### CHALLENGE
Work out how many lines of the listing hold the string "года", then answer with that number and nothing else.

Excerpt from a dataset

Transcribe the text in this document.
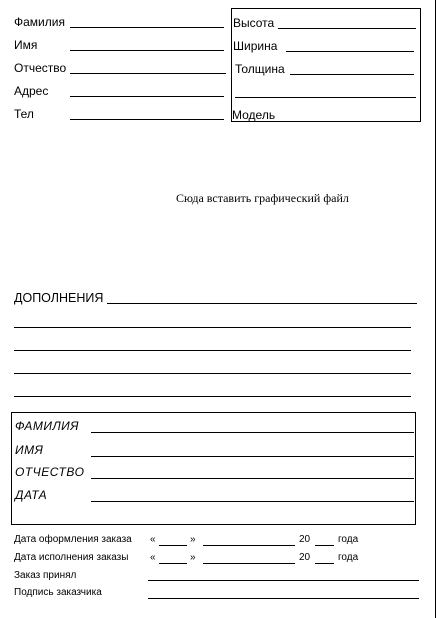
Фамилия
Имя
Отчество
Адрес
Тел
Высота
Ширина
Толщина
Модель
Сюда вставить графический файл
ДОПОЛНЕНИЯ
ФАМИЛИЯ
ИМЯ
ОТЧЕСТВО
ДАТА
Дата оформления заказа «	»	20	года
Дата исполнения заказы «	»	20	года
Заказ принял
Подпись заказчика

### FINISHED ANSWER
2